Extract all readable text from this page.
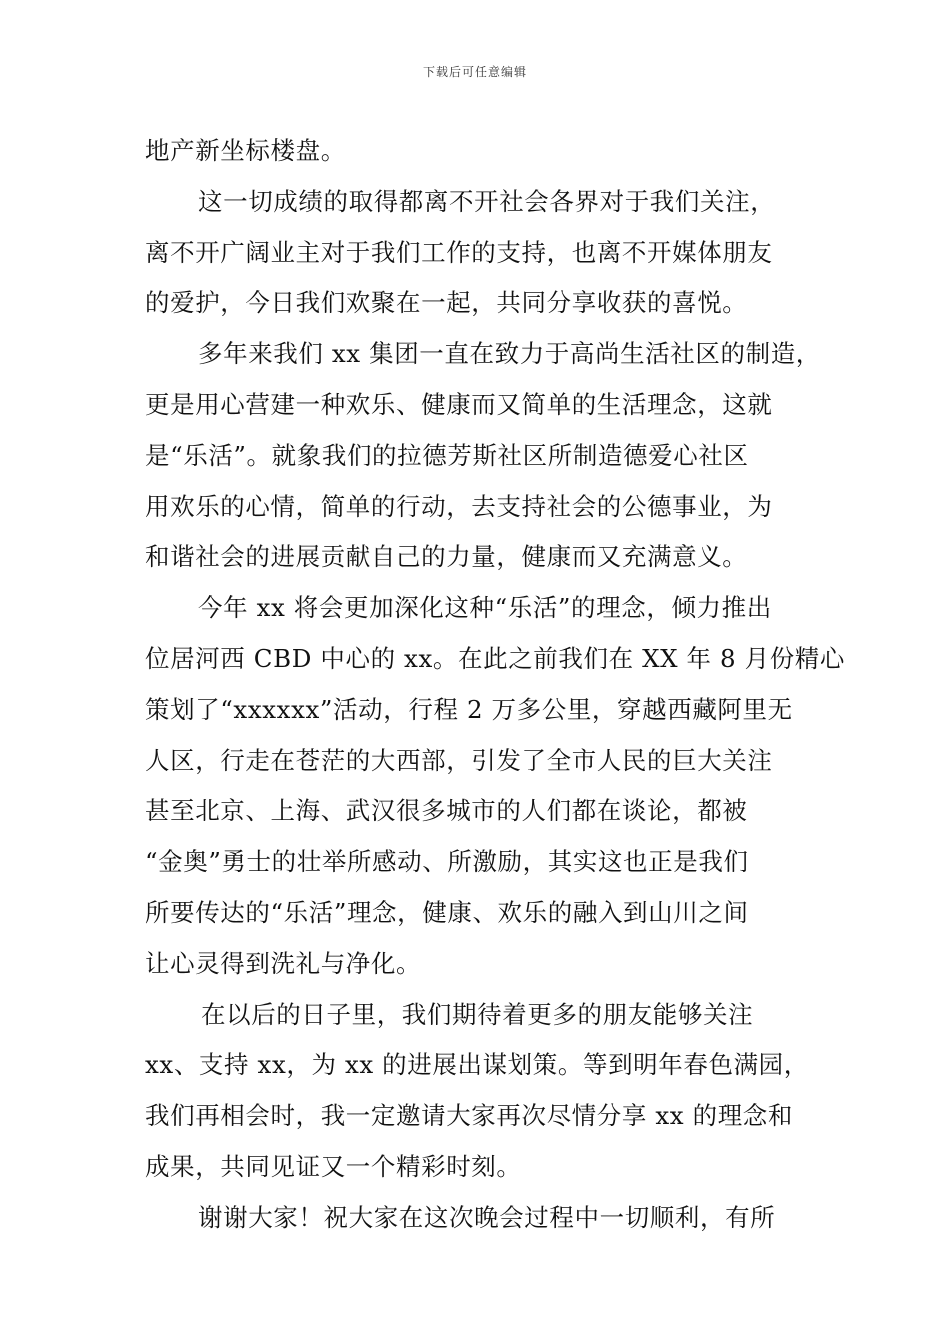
下载后可任意编辑
地产新坐标楼盘。
这一切成绩的取得都离不开社会各界对于我们关注，
离不开广阔业主对于我们工作的支持，也离不开媒体朋友
的爱护，今日我们欢聚在一起，共同分享收获的喜悦。
多年来我们 xx 集团一直在致力于高尚生活社区的制造，
更是用心营建一种欢乐、健康而又简单的生活理念，这就
是“乐活”。就象我们的拉德芳斯社区所制造德爱心社区
用欢乐的心情，简单的行动，去支持社会的公德事业，为
和谐社会的进展贡献自己的力量，健康而又充满意义。
今年 xx 将会更加深化这种“乐活”的理念，倾力推出
位居河西 CBD 中心的 xx。在此之前我们在 XX 年 8 月份精心
策划了“xxxxxx”活动，行程 2 万多公里，穿越西藏阿里无
人区，行走在苍茫的大西部，引发了全市人民的巨大关注
甚至北京、上海、武汉很多城市的人们都在谈论，都被
“金奥”勇士的壮举所感动、所激励，其实这也正是我们
所要传达的“乐活”理念，健康、欢乐的融入到山川之间
让心灵得到洗礼与净化。
在以后的日子里，我们期待着更多的朋友能够关注
xx、支持 xx，为 xx 的进展出谋划策。等到明年春色满园，
我们再相会时，我一定邀请大家再次尽情分享 xx 的理念和
成果，共同见证又一个精彩时刻。
谢谢大家！祝大家在这次晚会过程中一切顺利，有所
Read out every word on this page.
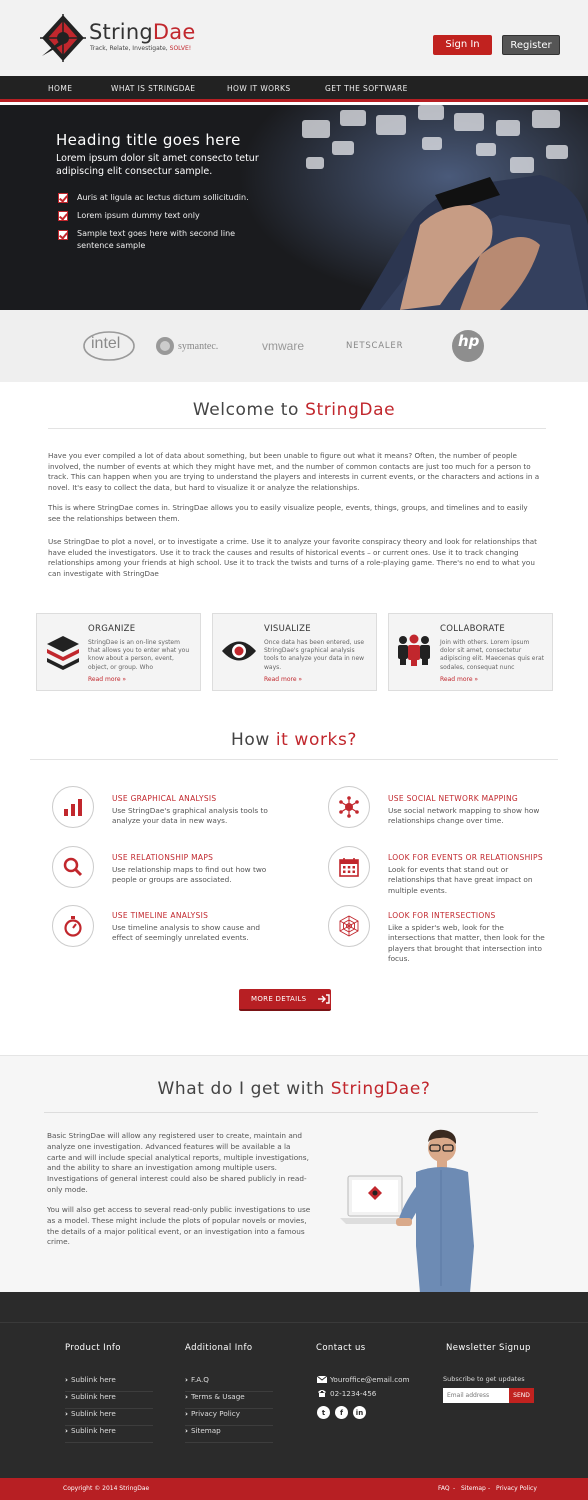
StringDae
Track, Relate, Investigate, SOLVE!	Sign In	Register
HOME	WHAT IS STRINGDAE	HOW IT WORKS	GET THE SOFTWARE
Heading title goes here
Lorem ipsum dolor sit amet consecto tetur adipiscing elit consectur sample.
Auris at ligula ac lectus dictum sollicitudin.
Lorem ipsum dummy text only
Sample text goes here with second line sentence sample
intel	symantec.	vmware	NETSCALER	hp
Welcome to StringDae

Have you ever compiled a lot of data about something, but been unable to figure out what it means? Often, the number of people involved, the number of events at which they might have met, and the number of common contacts are just too much for a person to track. This can happen when you are trying to understand the players and interests in current events, or the characters and actions in a novel. It's easy to collect the data, but hard to visualize it or analyze the relationships.

This is where StringDae comes in. StringDae allows you to easily visualize people, events, things, groups, and timelines and to easily see the relationships between them.

Use StringDae to plot a novel, or to investigate a crime. Use it to analyze your favorite conspiracy theory and look for relationships that have eluded the investigators. Use it to track the causes and results of historical events – or current ones. Use it to track changing relationships among your friends at high school. Use it to track the twists and turns of a role-playing game. There's no end to what you can investigate with StringDae

ORGANIZE
StringDae is an on-line system that allows you to enter what you know about a person, event, object, or group. Who
Read more »
VISUALIZE
Once data has been entered, use StringDae's graphical analysis tools to analyze your data in new ways.
Read more »
COLLABORATE
Join with others. Lorem ipsum dolor sit amet, consectetur adipiscing elit. Maecenas quis erat sodales, consequat nunc
Read more »
How it works?
USE GRAPHICAL ANALYSIS
Use StringDae's graphical analysis tools to analyze your data in new ways.
USE SOCIAL NETWORK MAPPING
Use social network mapping to show how relationships change over time.
USE RELATIONSHIP MAPS
Use relationship maps to find out how two people or groups are associated.
LOOK FOR EVENTS OR RELATIONSHIPS
Look for events that stand out or relationships that have great impact on multiple events.
USE TIMELINE ANALYSIS
Use timeline analysis to show cause and effect of seemingly unrelated events.
LOOK FOR INTERSECTIONS
Like a spider's web, look for the intersections that matter, then look for the players that brought that intersection into focus.
MORE DETAILS
What do I get with StringDae?

Basic StringDae will allow any registered user to create, maintain and analyze one investigation. Advanced features will be available a la carte and will include special analytical reports, multiple investigations, and the ability to share an investigation among multiple users. Investigations of general interest could also be shared publicly in read-only mode.

You will also get access to several read-only public investigations to use as a model. These might include the plots of popular novels or movies, the details of a major political event, or an investigation into a famous crime.

Product Info
› Sublink here
› Sublink here
› Sublink here
› Sublink here
Additional Info
› F.A.Q
› Terms & Usage
› Privacy Policy
› Sitemap
Contact us
Youroffice@email.com
02-1234-456
t	f	in
Newsletter Signup
Subscribe to get updates
Email address
SEND
Copyright © 2014 StringDae	FAQ - Sitemap - Privacy Policy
++++++++++
(Given problem): Show each line holding the word "players".

(Exercise response):
Have you ever compiled a lot of data about something, but been unable to figure out what it means? Often, the number of people involved, the number of events at which they might have met, and the number of common contacts are just too much for a person to track. This can happen when you are trying to understand the players and interests in current events, or the characters and actions in a novel. It's easy to collect the data, but hard to visualize it or analyze the relationships.
Like a spider's web, look for the intersections that matter, then look for the players that brought that intersection into focus.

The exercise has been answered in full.